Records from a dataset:

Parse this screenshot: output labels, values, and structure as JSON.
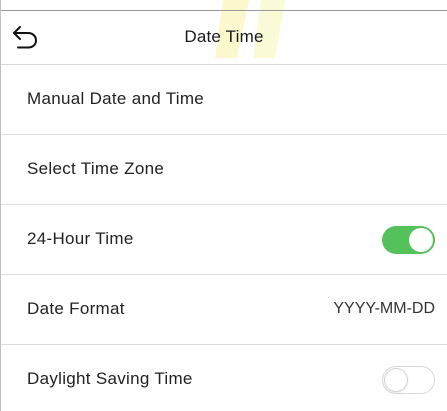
{
  "header": {
    "title": "Date Time",
    "back_icon": "back-arrow-icon"
  },
  "rows": [
    {
      "label": "Manual Date and Time"
    },
    {
      "label": "Select Time Zone"
    },
    {
      "label": "24-Hour Time",
      "toggle": true
    },
    {
      "label": "Date Format",
      "value": "YYYY-MM-DD"
    },
    {
      "label": "Daylight Saving Time",
      "toggle": false
    }
  ],
  "colors": {
    "toggle_on": "#55c15a",
    "watermark": "#f5f0a0"
  }
}
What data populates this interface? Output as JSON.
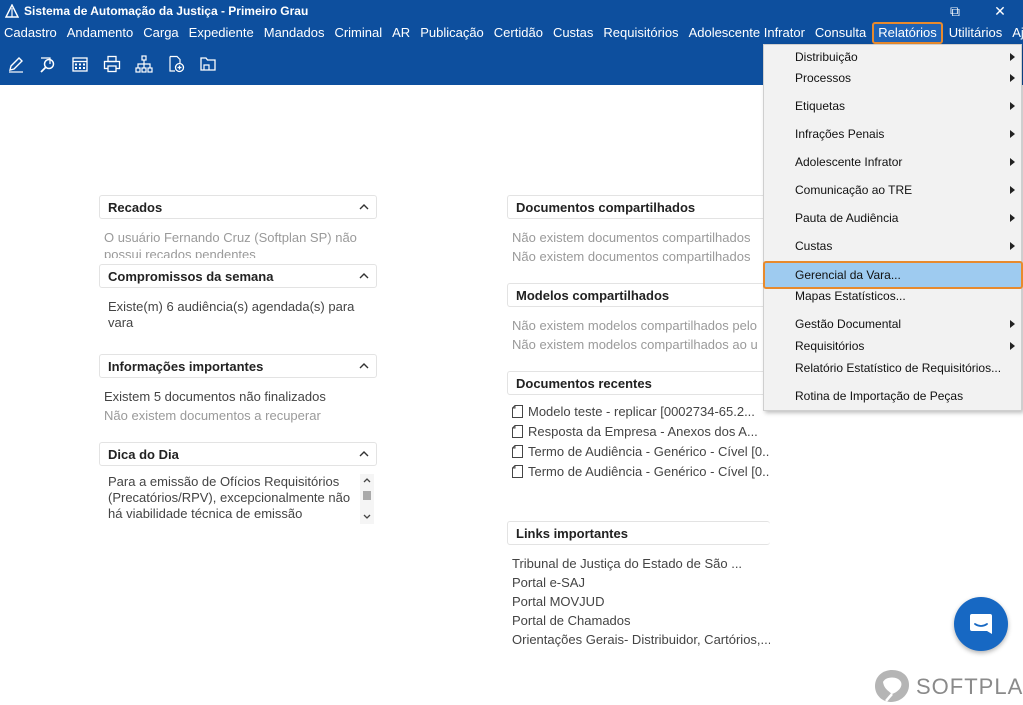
{
  "window": {
    "title": "Sistema de Automação da Justiça - Primeiro Grau",
    "restore_glyph": "⧉",
    "close_glyph": "✕"
  },
  "menubar": [
    "Cadastro",
    "Andamento",
    "Carga",
    "Expediente",
    "Mandados",
    "Criminal",
    "AR",
    "Publicação",
    "Certidão",
    "Custas",
    "Requisitórios",
    "Adolescente Infrator",
    "Consulta",
    "Relatórios",
    "Utilitários",
    "Ajuda"
  ],
  "toolbar_icons": [
    "edit-icon",
    "search-icon",
    "calendar-icon",
    "printer-icon",
    "hierarchy-icon",
    "add-document-icon",
    "folder-icon"
  ],
  "left_panels": {
    "recados": {
      "title": "Recados",
      "text1": "O usuário Fernando Cruz (Softplan SP) não",
      "text2": "possui recados pendentes"
    },
    "compromissos": {
      "title": "Compromissos da semana",
      "text1": "Existe(m) 6 audiência(s) agendada(s) para",
      "text2": "vara"
    },
    "informacoes": {
      "title": "Informações importantes",
      "text1": "Existem 5 documentos não finalizados",
      "text2": "Não existem documentos a recuperar"
    },
    "dica": {
      "title": "Dica do Dia",
      "text": "Para a emissão de Ofícios Requisitórios (Precatórios/RPV), excepcionalmente não há viabilidade técnica de emissão"
    }
  },
  "right_panels": {
    "compartilhados": {
      "title": "Documentos compartilhados",
      "text1": "Não existem documentos compartilhados",
      "text2": "Não existem documentos compartilhados"
    },
    "modelos": {
      "title": "Modelos compartilhados",
      "text1": "Não existem modelos compartilhados pelo",
      "text2": "Não existem modelos compartilhados ao u"
    },
    "recentes": {
      "title": "Documentos recentes",
      "items": [
        "Modelo teste - replicar [0002734-65.2...",
        "Resposta da Empresa -  Anexos dos A...",
        "Termo de Audiência - Genérico - Cível [0...",
        "Termo de Audiência - Genérico - Cível [0..."
      ]
    },
    "links": {
      "title": "Links importantes",
      "items": [
        "Tribunal de Justiça do Estado de São ...",
        "Portal e-SAJ",
        "Portal MOVJUD",
        "Portal de Chamados",
        "Orientações Gerais- Distribuidor, Cartórios,..."
      ]
    }
  },
  "dropdown": {
    "items": [
      {
        "label": "Distribuição",
        "submenu": true
      },
      {
        "label": "Processos",
        "submenu": true
      },
      {
        "label": "Etiquetas",
        "submenu": true
      },
      {
        "label": "Infrações Penais",
        "submenu": true
      },
      {
        "label": "Adolescente Infrator",
        "submenu": true
      },
      {
        "label": "Comunicação ao TRE",
        "submenu": true
      },
      {
        "label": "Pauta de Audiência",
        "submenu": true
      },
      {
        "label": "Custas",
        "submenu": true
      },
      {
        "label": "Gerencial da Vara...",
        "submenu": false,
        "highlighted": true
      },
      {
        "label": "Mapas Estatísticos...",
        "submenu": false
      },
      {
        "label": "Gestão Documental",
        "submenu": true
      },
      {
        "label": "Requisitórios",
        "submenu": true
      },
      {
        "label": "Relatório Estatístico de Requisitórios...",
        "submenu": false
      },
      {
        "label": "Rotina de Importação de Peças",
        "submenu": false
      }
    ]
  },
  "brand": {
    "name": "SOFTPLAN"
  },
  "colors": {
    "topbar": "#0d4f9e",
    "highlight_border": "#e88a2d",
    "highlight_fill": "#9ecbf0",
    "chat_button": "#1768c3"
  }
}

- [Task]
Without the pictures, transcribe the listing above exactly.

- [Exercise result]
Parse this screenshot: output labels, values, and structure as JSON.
{
  "header": {
    "title": "Date Time",
    "back_icon": "back-arrow-icon"
  },
  "rows": [
    {
      "label": "Manual Date and Time"
    },
    {
      "label": "Select Time Zone"
    },
    {
      "label": "24-Hour Time",
      "toggle": true
    },
    {
      "label": "Date Format",
      "value": "YYYY-MM-DD"
    },
    {
      "label": "Daylight Saving Time",
      "toggle": false
    }
  ],
  "colors": {
    "toggle_on": "#55c15a",
    "watermark": "#f5f0a0"
  }
}
What data populates this interface? Output as JSON.
{
  "window": {
    "title": "Sistema de Automação da Justiça - Primeiro Grau",
    "restore_glyph": "⧉",
    "close_glyph": "✕"
  },
  "menubar": [
    "Cadastro",
    "Andamento",
    "Carga",
    "Expediente",
    "Mandados",
    "Criminal",
    "AR",
    "Publicação",
    "Certidão",
    "Custas",
    "Requisitórios",
    "Adolescente Infrator",
    "Consulta",
    "Relatórios",
    "Utilitários",
    "Ajuda"
  ],
  "toolbar_icons": [
    "edit-icon",
    "search-icon",
    "calendar-icon",
    "printer-icon",
    "hierarchy-icon",
    "add-document-icon",
    "folder-icon"
  ],
  "left_panels": {
    "recados": {
      "title": "Recados",
      "text1": "O usuário Fernando Cruz (Softplan SP) não",
      "text2": "possui recados pendentes"
    },
    "compromissos": {
      "title": "Compromissos da semana",
      "text1": "Existe(m) 6 audiência(s) agendada(s) para",
      "text2": "vara"
    },
    "informacoes": {
      "title": "Informações importantes",
      "text1": "Existem 5 documentos não finalizados",
      "text2": "Não existem documentos a recuperar"
    },
    "dica": {
      "title": "Dica do Dia",
      "text": "Para a emissão de Ofícios Requisitórios (Precatórios/RPV), excepcionalmente não há viabilidade técnica de emissão"
    }
  },
  "right_panels": {
    "compartilhados": {
      "title": "Documentos compartilhados",
      "text1": "Não existem documentos compartilhados",
      "text2": "Não existem documentos compartilhados"
    },
    "modelos": {
      "title": "Modelos compartilhados",
      "text1": "Não existem modelos compartilhados pelo",
      "text2": "Não existem modelos compartilhados ao u"
    },
    "recentes": {
      "title": "Documentos recentes",
      "items": [
        "Modelo teste - replicar [0002734-65.2...",
        "Resposta da Empresa -  Anexos dos A...",
        "Termo de Audiência - Genérico - Cível [0...",
        "Termo de Audiência - Genérico - Cível [0..."
      ]
    },
    "links": {
      "title": "Links importantes",
      "items": [
        "Tribunal de Justiça do Estado de São ...",
        "Portal e-SAJ",
        "Portal MOVJUD",
        "Portal de Chamados",
        "Orientações Gerais- Distribuidor, Cartórios,..."
      ]
    }
  },
  "dropdown": {
    "items": [
      {
        "label": "Distribuição",
        "submenu": true
      },
      {
        "label": "Processos",
        "submenu": true
      },
      {
        "label": "Etiquetas",
        "submenu": true
      },
      {
        "label": "Infrações Penais",
        "submenu": true
      },
      {
        "label": "Adolescente Infrator",
        "submenu": true
      },
      {
        "label": "Comunicação ao TRE",
        "submenu": true
      },
      {
        "label": "Pauta de Audiência",
        "submenu": true
      },
      {
        "label": "Custas",
        "submenu": true
      },
      {
        "label": "Gerencial da Vara...",
        "submenu": false,
        "highlighted": true
      },
      {
        "label": "Mapas Estatísticos...",
        "submenu": false
      },
      {
        "label": "Gestão Documental",
        "submenu": true
      },
      {
        "label": "Requisitórios",
        "submenu": true
      },
      {
        "label": "Relatório Estatístico de Requisitórios...",
        "submenu": false
      },
      {
        "label": "Rotina de Importação de Peças",
        "submenu": false
      }
    ]
  },
  "brand": {
    "name": "SOFTPLAN"
  },
  "colors": {
    "topbar": "#0d4f9e",
    "highlight_border": "#e88a2d",
    "highlight_fill": "#9ecbf0",
    "chat_button": "#1768c3"
  }
}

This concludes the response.